Directions for this task :: Can you reproduce the data below verbatim, starting with its first line and going on through the line with "text-milieu: Het voertuig"?

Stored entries
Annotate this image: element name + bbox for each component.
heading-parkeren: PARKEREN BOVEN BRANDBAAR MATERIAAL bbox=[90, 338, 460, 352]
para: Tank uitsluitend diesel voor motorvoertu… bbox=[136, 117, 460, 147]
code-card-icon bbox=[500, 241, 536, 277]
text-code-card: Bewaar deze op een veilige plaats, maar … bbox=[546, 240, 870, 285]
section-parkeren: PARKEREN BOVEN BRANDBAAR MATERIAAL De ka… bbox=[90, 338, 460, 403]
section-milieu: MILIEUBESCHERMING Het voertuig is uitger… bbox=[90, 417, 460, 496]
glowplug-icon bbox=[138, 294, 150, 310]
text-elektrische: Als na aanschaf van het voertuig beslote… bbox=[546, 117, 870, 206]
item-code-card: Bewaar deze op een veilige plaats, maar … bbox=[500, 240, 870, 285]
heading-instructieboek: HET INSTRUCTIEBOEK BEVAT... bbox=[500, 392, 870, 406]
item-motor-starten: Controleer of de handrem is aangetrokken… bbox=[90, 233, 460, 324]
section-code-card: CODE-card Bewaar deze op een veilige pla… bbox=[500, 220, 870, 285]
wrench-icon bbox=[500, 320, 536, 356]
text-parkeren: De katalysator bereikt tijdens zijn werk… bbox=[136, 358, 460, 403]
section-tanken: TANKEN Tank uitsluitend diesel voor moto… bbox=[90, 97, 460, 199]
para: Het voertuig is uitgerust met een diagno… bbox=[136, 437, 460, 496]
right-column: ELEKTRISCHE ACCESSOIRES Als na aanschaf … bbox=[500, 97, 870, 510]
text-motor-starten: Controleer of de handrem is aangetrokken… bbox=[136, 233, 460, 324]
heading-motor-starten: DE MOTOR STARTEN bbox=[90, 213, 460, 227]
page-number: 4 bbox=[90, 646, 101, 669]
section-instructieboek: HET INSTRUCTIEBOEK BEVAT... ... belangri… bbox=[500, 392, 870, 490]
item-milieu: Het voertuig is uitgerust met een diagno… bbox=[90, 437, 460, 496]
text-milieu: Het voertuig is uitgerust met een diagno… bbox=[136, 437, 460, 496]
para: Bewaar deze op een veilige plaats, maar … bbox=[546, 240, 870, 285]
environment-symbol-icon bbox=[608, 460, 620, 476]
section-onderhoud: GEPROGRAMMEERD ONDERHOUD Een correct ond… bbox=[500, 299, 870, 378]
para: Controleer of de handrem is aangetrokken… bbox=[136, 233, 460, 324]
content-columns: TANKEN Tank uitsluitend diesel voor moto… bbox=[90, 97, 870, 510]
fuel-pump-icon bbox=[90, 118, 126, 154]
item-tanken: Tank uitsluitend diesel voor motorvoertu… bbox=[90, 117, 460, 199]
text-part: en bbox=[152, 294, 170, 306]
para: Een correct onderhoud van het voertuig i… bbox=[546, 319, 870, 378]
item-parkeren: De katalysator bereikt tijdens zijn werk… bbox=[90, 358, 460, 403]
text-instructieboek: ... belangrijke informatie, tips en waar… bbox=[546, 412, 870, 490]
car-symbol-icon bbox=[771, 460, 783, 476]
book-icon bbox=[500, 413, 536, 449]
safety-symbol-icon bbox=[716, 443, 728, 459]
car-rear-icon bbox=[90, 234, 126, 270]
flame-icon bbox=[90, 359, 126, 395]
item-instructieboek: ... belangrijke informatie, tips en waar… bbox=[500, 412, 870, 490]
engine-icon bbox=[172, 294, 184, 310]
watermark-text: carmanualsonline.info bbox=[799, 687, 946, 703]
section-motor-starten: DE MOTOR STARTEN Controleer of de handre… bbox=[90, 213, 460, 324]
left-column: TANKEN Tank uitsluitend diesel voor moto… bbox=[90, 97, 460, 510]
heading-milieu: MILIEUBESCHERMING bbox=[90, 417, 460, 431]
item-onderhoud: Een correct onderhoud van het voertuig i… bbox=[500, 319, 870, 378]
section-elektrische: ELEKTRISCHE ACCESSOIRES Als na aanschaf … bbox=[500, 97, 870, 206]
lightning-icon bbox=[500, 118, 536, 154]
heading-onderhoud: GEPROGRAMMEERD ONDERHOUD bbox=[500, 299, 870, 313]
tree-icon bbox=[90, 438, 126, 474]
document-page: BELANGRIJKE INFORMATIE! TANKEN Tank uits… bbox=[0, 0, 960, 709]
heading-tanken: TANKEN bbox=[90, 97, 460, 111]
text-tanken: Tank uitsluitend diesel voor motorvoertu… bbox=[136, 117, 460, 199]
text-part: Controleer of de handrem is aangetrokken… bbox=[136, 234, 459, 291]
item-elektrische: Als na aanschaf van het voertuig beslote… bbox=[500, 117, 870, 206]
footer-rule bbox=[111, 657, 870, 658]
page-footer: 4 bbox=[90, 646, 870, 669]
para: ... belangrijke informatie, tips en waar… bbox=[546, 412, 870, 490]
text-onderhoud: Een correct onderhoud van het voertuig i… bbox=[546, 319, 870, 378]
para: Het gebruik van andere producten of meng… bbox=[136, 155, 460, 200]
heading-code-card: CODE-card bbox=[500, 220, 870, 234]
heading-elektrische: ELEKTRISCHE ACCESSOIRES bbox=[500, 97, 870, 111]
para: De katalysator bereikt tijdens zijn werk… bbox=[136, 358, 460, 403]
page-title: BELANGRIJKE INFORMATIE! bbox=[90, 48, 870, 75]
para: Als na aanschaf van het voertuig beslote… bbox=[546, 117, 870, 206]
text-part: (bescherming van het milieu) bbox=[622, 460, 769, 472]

Solved problem ::
Annotate this image: element name + bbox for each component.
heading-parkeren: PARKEREN BOVEN BRANDBAAR MATERIAAL bbox=[90, 338, 460, 352]
para: Tank uitsluitend diesel voor motorvoertu… bbox=[136, 117, 460, 147]
code-card-icon bbox=[500, 241, 536, 277]
text-code-card: Bewaar deze op een veilige plaats, maar … bbox=[546, 240, 870, 285]
section-parkeren: PARKEREN BOVEN BRANDBAAR MATERIAAL De ka… bbox=[90, 338, 460, 403]
section-milieu: MILIEUBESCHERMING Het voertuig is uitger… bbox=[90, 417, 460, 496]
glowplug-icon bbox=[138, 294, 150, 310]
text-elektrische: Als na aanschaf van het voertuig beslote… bbox=[546, 117, 870, 206]
item-code-card: Bewaar deze op een veilige plaats, maar … bbox=[500, 240, 870, 285]
heading-instructieboek: HET INSTRUCTIEBOEK BEVAT... bbox=[500, 392, 870, 406]
item-motor-starten: Controleer of de handrem is aangetrokken… bbox=[90, 233, 460, 324]
section-code-card: CODE-card Bewaar deze op een veilige pla… bbox=[500, 220, 870, 285]
wrench-icon bbox=[500, 320, 536, 356]
text-parkeren: De katalysator bereikt tijdens zijn werk… bbox=[136, 358, 460, 403]
section-tanken: TANKEN Tank uitsluitend diesel voor moto… bbox=[90, 97, 460, 199]
para: Het voertuig is uitgerust met een diagno… bbox=[136, 437, 460, 496]
right-column: ELEKTRISCHE ACCESSOIRES Als na aanschaf … bbox=[500, 97, 870, 510]
text-motor-starten: Controleer of de handrem is aangetrokken… bbox=[136, 233, 460, 324]
heading-motor-starten: DE MOTOR STARTEN bbox=[90, 213, 460, 227]
page-number: 4 bbox=[90, 646, 101, 669]
section-instructieboek: HET INSTRUCTIEBOEK BEVAT... ... belangri… bbox=[500, 392, 870, 490]
item-milieu: Het voertuig is uitgerust met een diagno… bbox=[90, 437, 460, 496]
text-milieu: Het voertuig is uitgerust met een diagno… bbox=[136, 437, 460, 496]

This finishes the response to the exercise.